■ Task statement:
Reproduce verbatim the stretch of lines from the one containing "x-axis-label: 安全气囊 (794, 372, 850, 427)" through the one containing "bar-总线系统 (582, 341, 600, 356)", both included.

==== Supplied records ====

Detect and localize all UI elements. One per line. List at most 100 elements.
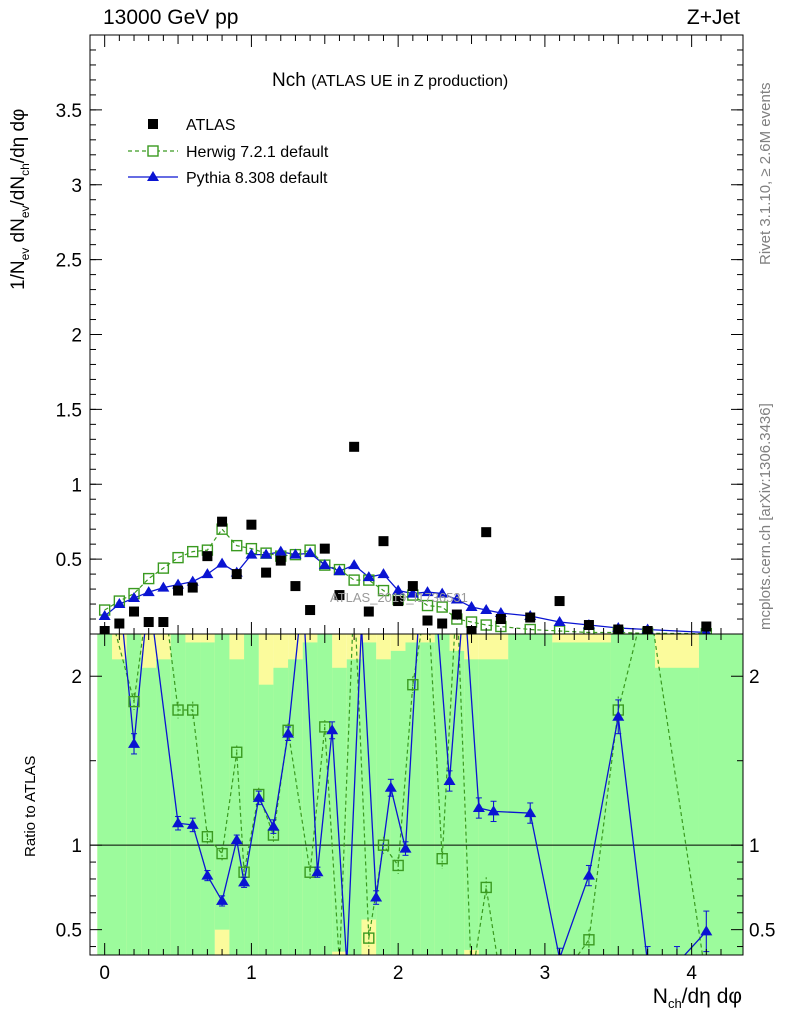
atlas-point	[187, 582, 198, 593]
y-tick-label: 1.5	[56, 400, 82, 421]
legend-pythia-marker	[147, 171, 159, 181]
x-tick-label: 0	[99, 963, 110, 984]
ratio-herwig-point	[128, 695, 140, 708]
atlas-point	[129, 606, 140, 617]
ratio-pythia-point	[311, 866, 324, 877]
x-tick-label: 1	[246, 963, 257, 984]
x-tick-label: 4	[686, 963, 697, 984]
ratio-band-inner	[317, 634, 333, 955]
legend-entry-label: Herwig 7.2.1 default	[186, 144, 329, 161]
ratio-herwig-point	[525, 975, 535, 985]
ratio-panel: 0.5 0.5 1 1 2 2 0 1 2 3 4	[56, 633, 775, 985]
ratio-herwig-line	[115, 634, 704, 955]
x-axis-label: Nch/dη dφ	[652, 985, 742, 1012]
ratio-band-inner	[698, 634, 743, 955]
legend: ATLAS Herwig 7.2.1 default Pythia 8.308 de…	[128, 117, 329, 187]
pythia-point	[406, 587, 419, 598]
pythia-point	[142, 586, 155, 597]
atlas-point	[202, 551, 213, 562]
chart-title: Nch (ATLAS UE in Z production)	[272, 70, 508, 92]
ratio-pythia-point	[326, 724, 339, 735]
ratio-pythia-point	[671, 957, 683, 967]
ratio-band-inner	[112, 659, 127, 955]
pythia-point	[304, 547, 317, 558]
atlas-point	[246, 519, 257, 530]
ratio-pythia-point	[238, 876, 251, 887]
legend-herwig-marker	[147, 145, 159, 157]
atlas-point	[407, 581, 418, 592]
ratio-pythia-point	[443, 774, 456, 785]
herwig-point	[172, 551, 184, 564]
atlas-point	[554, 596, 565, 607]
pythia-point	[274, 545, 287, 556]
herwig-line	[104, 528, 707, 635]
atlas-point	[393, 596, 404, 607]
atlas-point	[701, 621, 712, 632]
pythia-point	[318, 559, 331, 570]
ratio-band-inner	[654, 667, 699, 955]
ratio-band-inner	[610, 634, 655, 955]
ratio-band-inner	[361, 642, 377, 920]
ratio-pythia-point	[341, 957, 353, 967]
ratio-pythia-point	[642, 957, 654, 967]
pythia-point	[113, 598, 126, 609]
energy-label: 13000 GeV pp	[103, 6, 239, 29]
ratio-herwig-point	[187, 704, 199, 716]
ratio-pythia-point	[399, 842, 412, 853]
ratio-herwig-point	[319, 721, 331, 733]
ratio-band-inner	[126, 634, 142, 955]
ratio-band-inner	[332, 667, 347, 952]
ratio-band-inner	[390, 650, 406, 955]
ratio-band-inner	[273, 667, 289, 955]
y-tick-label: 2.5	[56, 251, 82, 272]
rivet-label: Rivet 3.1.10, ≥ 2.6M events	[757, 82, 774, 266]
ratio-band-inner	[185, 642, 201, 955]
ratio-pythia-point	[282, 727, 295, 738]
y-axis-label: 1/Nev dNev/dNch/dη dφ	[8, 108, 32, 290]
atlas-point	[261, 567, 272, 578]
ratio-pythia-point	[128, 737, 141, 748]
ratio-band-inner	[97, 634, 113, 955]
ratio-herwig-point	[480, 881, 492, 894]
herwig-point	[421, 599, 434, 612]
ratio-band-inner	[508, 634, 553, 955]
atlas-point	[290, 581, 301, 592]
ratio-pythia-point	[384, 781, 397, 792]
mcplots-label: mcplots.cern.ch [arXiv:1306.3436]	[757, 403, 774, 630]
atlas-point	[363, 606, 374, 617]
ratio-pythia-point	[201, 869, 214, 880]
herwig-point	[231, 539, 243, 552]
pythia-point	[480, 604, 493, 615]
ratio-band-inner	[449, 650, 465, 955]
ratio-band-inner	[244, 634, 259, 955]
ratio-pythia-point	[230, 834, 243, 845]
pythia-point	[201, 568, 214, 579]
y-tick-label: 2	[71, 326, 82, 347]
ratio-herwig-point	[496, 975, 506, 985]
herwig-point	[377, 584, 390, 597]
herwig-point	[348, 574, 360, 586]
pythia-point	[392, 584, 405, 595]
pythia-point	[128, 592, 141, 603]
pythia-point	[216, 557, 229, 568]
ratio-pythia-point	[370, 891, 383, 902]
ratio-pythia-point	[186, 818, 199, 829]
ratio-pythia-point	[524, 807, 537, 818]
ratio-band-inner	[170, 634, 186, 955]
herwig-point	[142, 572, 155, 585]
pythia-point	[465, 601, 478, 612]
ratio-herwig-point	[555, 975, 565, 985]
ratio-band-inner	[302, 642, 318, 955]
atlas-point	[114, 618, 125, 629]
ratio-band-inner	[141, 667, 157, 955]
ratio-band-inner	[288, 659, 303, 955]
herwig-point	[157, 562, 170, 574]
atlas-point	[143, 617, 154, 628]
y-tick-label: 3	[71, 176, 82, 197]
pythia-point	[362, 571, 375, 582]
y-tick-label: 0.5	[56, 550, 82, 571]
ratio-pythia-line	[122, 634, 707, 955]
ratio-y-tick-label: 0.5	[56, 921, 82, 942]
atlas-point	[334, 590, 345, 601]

====
==== Supplied records ====

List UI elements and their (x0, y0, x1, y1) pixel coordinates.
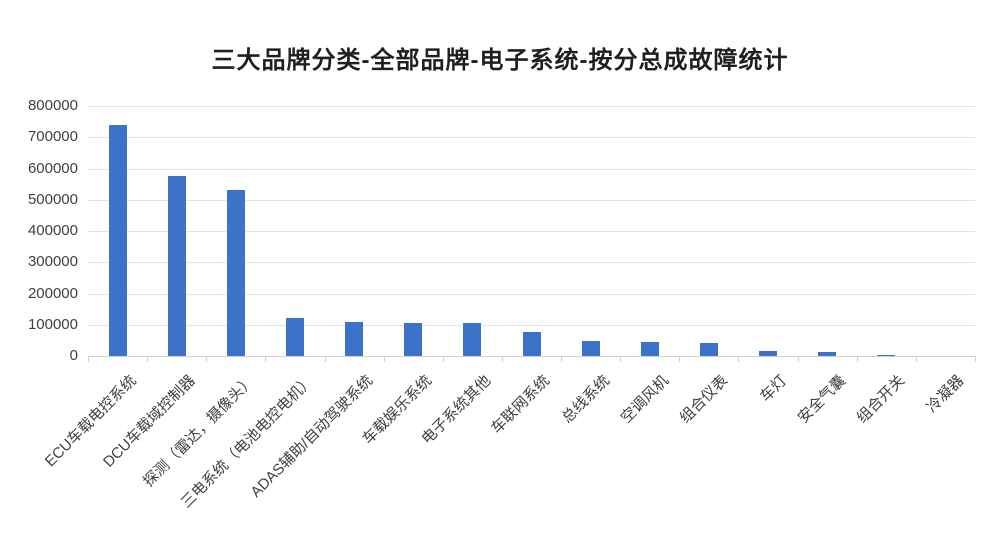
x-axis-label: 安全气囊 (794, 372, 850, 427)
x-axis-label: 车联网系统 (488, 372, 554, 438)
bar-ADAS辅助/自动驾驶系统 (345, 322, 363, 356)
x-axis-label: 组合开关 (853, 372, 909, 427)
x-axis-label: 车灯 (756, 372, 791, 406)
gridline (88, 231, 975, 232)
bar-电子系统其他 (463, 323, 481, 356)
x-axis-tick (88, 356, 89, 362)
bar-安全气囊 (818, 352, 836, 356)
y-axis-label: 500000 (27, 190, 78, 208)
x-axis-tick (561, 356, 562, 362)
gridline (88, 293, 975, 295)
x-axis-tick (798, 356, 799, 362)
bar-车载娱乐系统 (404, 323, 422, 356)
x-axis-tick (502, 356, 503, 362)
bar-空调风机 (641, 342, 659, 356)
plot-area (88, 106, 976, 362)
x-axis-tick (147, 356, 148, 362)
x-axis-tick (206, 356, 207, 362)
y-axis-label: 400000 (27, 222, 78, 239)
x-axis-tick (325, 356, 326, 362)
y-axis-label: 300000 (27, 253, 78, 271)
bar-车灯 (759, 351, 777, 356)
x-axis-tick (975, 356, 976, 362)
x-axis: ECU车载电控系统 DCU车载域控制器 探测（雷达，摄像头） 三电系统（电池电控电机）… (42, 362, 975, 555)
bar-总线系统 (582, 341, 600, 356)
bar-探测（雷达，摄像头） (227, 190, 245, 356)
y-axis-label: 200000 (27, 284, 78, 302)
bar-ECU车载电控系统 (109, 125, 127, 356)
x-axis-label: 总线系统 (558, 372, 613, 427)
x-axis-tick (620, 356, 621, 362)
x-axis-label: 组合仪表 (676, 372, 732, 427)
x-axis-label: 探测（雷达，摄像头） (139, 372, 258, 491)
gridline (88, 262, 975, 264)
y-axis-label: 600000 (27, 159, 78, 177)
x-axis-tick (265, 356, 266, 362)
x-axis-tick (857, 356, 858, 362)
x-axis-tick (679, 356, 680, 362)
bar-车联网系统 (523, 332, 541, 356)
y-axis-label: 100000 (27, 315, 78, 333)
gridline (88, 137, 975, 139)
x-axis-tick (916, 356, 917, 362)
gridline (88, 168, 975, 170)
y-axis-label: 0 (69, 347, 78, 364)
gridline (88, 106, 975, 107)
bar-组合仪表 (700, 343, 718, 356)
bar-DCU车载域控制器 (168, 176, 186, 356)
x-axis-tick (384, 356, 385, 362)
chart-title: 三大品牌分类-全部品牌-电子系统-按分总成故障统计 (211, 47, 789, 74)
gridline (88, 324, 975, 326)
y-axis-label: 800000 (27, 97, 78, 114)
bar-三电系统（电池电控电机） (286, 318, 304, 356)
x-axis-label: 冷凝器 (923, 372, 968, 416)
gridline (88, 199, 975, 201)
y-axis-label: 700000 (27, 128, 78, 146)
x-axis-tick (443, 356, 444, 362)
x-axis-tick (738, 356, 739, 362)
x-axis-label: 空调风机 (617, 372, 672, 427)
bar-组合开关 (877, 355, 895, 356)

====

■ Written answer:
x-axis-label: 安全气囊 (794, 372, 850, 427)
x-axis-label: 车联网系统 (488, 372, 554, 438)
bar-ADAS辅助/自动驾驶系统 (345, 322, 363, 356)
x-axis-label: 组合开关 (853, 372, 909, 427)
x-axis-label: 车灯 (756, 372, 791, 406)
gridline (88, 231, 975, 232)
bar-电子系统其他 (463, 323, 481, 356)
x-axis-tick (88, 356, 89, 362)
bar-安全气囊 (818, 352, 836, 356)
y-axis-label: 500000 (27, 190, 78, 208)
x-axis-tick (561, 356, 562, 362)
gridline (88, 293, 975, 295)
x-axis-tick (798, 356, 799, 362)
bar-车载娱乐系统 (404, 323, 422, 356)
x-axis-tick (502, 356, 503, 362)
bar-空调风机 (641, 342, 659, 356)
plot-area (88, 106, 976, 362)
x-axis-tick (147, 356, 148, 362)
x-axis-tick (206, 356, 207, 362)
y-axis-label: 400000 (27, 222, 78, 239)
x-axis-tick (325, 356, 326, 362)
y-axis-label: 300000 (27, 253, 78, 271)
bar-车灯 (759, 351, 777, 356)
x-axis-tick (975, 356, 976, 362)
x-axis: ECU车载电控系统 DCU车载域控制器 探测（雷达，摄像头） 三电系统（电池电控电机）… (42, 362, 975, 555)
bar-总线系统 (582, 341, 600, 356)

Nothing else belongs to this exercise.